| ФРАГМЕНТ ТЕКСТА |
******
Конечно, все понимали, что правильный уход за грудным ребенком – залог его будущего благополучия, и заботливые родители старались обеспечить его одеждой. Так, по словам Ханны Гласс[21] (это Джина Форд XVIII века), комплект одежды для младенца должен состоять как минимум из сорочки, юбочки, корсета из клееного полотна, платья и двух чепчиков. Казалось бы, какая жестокость – утягивать крохотное существо в жесткий корсет, но это делалось во избежание искривления позвоночника. Если человек вырастал горбатым, говорили, что «в своей беде он должен винить тех, кто присматривал за ним в детстве» и халатно относился к его пеленанию.

Очевидно, что уход за ребенком требует особых навыков и внимания. И матери веками полагали, что чужие люди смогут позаботиться об их детях лучше, чем они сами.

Молокоотсос XVII века.
******
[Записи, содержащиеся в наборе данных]
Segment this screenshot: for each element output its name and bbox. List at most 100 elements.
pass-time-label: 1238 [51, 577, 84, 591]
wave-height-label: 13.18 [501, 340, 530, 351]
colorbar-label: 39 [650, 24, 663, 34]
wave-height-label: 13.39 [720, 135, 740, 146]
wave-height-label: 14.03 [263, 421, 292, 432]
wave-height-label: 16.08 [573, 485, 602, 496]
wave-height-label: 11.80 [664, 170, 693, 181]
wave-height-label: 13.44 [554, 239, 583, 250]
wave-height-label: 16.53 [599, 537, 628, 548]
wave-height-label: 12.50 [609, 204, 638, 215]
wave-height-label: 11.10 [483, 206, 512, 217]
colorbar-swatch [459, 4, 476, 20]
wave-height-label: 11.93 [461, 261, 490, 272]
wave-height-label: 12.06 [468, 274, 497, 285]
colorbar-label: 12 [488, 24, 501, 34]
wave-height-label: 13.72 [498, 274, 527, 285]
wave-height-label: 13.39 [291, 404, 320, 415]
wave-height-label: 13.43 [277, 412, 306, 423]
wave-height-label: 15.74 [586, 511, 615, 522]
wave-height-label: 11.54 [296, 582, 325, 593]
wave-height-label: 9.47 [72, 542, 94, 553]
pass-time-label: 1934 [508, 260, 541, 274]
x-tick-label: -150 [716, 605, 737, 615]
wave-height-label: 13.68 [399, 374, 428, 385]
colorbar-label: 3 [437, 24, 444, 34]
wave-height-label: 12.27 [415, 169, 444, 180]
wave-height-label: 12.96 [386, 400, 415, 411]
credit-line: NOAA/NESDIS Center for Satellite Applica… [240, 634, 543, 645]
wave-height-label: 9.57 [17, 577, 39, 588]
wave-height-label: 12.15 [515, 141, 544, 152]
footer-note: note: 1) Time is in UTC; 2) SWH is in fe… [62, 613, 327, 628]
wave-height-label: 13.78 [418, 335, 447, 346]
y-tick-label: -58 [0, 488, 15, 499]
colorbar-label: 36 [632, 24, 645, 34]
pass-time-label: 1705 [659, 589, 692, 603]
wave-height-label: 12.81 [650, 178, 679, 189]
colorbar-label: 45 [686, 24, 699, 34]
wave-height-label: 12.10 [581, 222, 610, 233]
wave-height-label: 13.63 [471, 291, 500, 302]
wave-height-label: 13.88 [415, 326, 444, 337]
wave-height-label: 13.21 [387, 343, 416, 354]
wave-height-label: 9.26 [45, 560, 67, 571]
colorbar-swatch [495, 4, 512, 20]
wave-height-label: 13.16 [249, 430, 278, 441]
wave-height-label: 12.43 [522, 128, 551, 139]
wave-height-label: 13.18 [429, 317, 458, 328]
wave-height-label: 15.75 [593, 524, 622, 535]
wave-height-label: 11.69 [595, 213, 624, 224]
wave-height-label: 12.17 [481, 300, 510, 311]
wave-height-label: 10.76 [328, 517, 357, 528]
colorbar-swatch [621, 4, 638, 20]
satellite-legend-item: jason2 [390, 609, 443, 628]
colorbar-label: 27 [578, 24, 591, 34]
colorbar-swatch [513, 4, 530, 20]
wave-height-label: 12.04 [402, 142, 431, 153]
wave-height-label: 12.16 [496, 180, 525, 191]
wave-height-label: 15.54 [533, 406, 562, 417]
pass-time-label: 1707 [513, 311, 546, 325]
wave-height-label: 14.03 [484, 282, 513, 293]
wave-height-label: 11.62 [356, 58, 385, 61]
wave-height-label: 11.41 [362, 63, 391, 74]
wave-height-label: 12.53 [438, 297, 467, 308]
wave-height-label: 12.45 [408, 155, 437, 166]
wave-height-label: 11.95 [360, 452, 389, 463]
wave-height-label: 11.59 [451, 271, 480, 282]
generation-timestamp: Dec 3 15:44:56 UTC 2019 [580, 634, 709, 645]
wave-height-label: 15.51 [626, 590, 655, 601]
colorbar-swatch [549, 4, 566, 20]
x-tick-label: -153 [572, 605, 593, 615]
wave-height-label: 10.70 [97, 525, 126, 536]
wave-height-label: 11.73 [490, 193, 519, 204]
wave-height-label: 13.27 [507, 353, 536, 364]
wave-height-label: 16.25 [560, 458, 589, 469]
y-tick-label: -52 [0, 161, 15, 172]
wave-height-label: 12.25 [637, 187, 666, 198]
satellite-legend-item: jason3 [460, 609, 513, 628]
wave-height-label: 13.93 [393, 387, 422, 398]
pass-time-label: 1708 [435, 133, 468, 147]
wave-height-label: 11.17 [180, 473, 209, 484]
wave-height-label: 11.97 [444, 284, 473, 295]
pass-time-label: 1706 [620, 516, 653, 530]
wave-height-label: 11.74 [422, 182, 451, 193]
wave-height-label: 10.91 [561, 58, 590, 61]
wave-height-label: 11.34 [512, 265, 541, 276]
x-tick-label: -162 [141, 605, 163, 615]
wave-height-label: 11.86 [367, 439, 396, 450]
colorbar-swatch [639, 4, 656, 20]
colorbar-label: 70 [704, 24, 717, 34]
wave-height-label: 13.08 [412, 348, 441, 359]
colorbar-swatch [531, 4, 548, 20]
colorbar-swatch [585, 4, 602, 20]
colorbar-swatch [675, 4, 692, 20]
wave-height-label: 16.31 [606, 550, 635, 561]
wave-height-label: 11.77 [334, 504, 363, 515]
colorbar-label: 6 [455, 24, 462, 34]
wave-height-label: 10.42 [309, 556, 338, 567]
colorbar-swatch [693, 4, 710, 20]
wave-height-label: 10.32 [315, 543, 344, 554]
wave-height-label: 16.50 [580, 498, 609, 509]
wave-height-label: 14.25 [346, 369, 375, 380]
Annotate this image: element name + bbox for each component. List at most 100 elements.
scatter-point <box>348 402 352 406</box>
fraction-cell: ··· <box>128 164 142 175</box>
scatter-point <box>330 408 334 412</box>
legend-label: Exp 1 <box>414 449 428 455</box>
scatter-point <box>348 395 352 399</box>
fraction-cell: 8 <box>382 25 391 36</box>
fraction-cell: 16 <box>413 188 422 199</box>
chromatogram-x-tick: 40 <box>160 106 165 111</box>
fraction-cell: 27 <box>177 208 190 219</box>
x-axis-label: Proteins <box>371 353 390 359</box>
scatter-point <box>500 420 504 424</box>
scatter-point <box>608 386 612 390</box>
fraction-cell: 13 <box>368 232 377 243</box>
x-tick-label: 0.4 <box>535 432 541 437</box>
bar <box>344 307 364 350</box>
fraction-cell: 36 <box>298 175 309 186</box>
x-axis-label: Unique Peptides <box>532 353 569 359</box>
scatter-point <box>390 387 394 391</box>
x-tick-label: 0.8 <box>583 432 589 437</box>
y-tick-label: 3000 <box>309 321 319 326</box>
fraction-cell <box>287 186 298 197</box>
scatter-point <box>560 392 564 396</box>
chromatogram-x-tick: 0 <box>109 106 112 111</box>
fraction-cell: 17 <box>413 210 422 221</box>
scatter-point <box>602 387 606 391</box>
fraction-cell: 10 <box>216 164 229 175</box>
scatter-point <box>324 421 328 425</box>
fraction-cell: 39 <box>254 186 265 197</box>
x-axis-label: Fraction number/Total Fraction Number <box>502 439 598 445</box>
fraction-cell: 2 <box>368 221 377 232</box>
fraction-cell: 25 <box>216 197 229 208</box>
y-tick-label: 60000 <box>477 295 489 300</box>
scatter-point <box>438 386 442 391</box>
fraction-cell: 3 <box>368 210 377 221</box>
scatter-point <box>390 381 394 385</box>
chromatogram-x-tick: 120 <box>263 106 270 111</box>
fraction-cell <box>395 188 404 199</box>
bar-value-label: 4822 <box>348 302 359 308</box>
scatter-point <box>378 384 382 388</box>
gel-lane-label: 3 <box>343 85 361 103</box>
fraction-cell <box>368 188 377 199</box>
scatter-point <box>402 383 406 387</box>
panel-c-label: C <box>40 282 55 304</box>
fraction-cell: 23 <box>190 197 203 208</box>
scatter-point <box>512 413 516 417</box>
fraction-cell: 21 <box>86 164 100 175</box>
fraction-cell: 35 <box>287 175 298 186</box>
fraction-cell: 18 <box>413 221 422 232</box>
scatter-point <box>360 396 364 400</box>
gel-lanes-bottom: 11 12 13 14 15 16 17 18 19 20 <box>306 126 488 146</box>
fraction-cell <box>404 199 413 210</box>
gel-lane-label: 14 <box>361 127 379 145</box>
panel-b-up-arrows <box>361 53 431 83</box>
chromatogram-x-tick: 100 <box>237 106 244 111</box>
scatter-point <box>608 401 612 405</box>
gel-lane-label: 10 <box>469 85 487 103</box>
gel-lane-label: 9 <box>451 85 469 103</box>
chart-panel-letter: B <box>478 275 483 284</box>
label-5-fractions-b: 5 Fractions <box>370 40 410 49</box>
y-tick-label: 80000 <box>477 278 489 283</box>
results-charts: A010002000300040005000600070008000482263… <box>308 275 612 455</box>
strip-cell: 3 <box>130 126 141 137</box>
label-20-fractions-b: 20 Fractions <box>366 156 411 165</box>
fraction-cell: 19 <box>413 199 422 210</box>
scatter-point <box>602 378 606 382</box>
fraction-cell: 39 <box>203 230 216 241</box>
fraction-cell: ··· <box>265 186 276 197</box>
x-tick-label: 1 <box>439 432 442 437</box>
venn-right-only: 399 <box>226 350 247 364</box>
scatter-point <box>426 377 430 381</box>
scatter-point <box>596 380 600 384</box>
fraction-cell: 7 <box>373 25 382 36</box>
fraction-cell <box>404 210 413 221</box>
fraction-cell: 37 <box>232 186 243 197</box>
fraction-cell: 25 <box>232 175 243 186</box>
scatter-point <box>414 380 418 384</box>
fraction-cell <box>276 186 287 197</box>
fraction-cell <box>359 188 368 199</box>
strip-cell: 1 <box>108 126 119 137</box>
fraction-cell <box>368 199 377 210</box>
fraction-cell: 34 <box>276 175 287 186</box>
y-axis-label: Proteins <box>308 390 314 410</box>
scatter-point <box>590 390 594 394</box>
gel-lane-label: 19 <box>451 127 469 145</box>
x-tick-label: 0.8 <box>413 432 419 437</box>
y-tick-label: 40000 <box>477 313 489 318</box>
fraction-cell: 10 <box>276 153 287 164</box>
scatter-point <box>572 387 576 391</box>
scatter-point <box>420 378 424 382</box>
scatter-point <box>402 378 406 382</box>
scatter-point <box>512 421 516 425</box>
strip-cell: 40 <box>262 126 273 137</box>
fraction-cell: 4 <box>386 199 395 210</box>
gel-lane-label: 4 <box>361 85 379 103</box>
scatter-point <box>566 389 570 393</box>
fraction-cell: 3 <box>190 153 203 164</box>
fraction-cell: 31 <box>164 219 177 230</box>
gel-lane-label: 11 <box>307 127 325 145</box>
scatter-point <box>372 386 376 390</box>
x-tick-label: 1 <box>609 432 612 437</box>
******
| УСЛОВИЕ ЗАДАНИЯ |
Пожалуйста, напишите продолжение текста об уходе за младенцами в прошлые века, начиная сразу после его последней фразы.

| ОТВЕТ К ЗАДАЧЕ |
Семнадцатое и восемнадцатое столетия были золотым веком кормилиц. Об этом можно судить хотя бы по тому, какие жаркие споры велись в обществе на эту тему (так сейчас ломают копья сторонники грудного и искусственного вскармливания). Предметом спора служил почти повсеместный обычай отдавать младенцев кормилицам. Лишь самые «отважные и решительные» (в глазах современников) знатные дамы XVII века кормили грудью сами, рискуя выглядеть «так же старомодно и неизысканно, как джентльмен, который не пьет, не бранится и не богохульствует». Правда, громче всех против кормилиц выступали набожные джентльмены пуританских убеждений, всюду совавшие свой нос. Их праведного гнева не избежали даже те матери, у которых не было молока: «…Если груди у них, как они утверждают, пусты, им следует поститься и молиться, дабы снять с себя это проклятие». В пуританских сообществах Новой Англии, разумеется, преобладали именно такие взгляды. Там, в отличие от Британии, грудное вскармливание считалось нормой во всех слоях общества.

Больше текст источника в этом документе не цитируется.